- [INSTRUCTIONS TO FOLLOW]
Using the entries that follow, collect the lines where the word "働いている" appears.

- [MATERIAL SUPPLIED]
********

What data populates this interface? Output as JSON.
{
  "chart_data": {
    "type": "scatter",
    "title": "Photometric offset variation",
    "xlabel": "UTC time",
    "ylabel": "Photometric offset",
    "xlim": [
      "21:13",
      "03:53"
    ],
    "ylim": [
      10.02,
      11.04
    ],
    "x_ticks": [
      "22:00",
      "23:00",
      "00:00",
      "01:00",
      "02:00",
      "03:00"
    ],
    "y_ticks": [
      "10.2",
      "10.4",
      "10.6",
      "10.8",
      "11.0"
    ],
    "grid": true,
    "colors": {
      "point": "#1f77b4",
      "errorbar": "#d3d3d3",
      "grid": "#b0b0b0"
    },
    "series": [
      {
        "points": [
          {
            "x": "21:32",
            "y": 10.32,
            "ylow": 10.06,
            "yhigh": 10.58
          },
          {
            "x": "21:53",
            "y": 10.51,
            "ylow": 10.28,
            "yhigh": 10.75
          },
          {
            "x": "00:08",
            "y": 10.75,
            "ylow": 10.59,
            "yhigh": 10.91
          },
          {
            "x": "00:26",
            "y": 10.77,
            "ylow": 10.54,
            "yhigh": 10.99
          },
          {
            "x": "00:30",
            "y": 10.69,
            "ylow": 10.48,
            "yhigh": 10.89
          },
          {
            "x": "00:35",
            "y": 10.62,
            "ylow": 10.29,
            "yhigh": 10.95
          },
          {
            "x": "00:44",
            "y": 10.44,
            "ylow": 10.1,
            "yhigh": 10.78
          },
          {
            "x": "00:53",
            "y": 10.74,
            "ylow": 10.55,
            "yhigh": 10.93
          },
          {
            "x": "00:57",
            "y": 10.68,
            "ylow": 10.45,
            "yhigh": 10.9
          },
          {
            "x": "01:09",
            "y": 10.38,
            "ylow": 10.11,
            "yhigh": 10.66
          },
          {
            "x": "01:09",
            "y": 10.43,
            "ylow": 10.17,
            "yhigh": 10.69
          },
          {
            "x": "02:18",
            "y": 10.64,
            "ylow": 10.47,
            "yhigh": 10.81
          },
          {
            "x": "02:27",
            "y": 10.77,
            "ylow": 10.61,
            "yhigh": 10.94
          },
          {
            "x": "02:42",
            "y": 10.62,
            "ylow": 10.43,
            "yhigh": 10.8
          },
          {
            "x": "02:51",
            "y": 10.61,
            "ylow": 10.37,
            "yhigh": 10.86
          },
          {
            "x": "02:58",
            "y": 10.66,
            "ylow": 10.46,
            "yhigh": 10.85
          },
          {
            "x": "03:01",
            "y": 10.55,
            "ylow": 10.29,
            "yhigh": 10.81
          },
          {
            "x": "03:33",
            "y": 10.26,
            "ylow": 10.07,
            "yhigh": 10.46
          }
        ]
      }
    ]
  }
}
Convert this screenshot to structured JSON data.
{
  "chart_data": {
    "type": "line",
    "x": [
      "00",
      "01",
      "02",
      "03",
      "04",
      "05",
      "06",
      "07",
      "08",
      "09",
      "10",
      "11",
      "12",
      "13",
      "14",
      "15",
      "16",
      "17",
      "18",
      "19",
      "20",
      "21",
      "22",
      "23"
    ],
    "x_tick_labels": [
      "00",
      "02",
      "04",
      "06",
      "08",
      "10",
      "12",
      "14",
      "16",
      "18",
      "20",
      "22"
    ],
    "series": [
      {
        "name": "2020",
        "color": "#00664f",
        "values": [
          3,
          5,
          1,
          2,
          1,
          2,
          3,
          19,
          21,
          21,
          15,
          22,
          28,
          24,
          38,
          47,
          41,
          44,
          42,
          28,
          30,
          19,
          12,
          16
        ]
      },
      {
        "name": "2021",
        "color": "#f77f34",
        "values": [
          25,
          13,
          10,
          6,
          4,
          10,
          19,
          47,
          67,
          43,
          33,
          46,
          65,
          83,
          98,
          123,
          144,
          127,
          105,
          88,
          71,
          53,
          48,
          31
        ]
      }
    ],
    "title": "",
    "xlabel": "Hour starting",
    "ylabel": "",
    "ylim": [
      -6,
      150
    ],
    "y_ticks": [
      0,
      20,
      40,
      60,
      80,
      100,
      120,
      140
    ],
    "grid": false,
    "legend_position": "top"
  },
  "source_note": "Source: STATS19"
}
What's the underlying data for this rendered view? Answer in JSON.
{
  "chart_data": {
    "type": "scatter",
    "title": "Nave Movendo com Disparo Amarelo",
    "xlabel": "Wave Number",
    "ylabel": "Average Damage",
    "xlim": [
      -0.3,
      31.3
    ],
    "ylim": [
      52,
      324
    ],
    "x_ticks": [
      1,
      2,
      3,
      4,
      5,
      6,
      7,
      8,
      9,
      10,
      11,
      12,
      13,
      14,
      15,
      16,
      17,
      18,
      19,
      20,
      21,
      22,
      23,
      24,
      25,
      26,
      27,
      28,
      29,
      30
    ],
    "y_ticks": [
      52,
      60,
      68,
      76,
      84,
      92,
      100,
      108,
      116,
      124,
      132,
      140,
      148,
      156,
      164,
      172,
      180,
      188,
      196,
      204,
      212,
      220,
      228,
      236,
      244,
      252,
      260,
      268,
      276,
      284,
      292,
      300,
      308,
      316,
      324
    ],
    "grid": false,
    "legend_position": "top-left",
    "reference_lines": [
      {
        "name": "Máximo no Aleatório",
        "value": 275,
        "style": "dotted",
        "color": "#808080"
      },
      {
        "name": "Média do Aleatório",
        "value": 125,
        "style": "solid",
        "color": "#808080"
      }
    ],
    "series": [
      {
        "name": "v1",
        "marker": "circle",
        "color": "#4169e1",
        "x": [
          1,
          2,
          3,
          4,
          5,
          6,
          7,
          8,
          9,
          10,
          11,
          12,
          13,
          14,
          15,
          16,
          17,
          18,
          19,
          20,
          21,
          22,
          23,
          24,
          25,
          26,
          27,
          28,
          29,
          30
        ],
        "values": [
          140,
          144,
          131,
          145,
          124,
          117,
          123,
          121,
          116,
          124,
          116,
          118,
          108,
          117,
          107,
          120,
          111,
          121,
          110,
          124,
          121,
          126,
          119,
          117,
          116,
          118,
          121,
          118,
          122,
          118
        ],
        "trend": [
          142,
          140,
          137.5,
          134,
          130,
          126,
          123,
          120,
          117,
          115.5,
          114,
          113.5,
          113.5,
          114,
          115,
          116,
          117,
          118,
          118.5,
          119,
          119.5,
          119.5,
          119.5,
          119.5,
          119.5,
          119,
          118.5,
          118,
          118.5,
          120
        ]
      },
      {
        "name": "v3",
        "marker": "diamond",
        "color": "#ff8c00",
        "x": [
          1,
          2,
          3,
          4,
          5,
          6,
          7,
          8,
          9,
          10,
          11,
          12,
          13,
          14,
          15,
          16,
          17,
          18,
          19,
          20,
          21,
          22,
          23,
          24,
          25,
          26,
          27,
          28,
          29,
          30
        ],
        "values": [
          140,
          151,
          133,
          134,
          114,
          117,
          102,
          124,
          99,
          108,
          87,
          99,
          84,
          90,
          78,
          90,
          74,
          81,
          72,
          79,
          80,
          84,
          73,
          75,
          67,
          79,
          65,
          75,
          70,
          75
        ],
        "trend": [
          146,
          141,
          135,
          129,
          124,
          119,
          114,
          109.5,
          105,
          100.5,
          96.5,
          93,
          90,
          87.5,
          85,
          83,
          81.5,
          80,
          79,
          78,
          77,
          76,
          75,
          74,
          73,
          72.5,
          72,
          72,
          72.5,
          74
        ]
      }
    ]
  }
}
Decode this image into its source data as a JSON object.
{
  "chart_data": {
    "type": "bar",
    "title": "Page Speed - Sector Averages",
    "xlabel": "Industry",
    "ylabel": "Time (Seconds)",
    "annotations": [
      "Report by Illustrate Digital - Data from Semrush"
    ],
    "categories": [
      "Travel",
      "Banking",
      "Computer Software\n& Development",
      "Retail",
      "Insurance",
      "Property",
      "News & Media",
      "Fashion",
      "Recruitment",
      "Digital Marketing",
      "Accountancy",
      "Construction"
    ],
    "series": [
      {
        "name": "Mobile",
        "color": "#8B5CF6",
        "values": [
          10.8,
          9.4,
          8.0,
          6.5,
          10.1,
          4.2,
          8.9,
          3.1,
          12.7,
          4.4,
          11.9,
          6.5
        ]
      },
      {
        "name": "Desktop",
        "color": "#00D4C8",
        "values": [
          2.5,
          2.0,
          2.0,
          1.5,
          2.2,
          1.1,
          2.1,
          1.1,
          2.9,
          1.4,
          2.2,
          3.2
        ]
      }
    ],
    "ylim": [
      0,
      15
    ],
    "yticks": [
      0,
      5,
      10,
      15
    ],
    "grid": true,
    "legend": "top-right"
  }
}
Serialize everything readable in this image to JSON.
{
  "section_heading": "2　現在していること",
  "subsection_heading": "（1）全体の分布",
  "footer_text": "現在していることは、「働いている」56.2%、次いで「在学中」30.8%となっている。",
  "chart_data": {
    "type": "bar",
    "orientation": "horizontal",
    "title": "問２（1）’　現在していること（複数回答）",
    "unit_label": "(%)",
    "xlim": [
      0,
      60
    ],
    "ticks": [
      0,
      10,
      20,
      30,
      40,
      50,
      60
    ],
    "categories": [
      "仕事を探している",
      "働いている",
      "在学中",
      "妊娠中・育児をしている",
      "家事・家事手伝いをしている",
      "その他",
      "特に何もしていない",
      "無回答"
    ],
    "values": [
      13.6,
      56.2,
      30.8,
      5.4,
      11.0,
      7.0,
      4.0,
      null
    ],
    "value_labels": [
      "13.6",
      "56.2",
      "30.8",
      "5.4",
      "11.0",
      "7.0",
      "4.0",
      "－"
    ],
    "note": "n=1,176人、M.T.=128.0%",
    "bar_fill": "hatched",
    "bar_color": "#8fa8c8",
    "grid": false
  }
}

********

- [SOLVED EXERCISE]
  "footer_text": "現在していることは、「働いている」56.2%、次いで「在学中」30.8%となっている。",
      "働いている",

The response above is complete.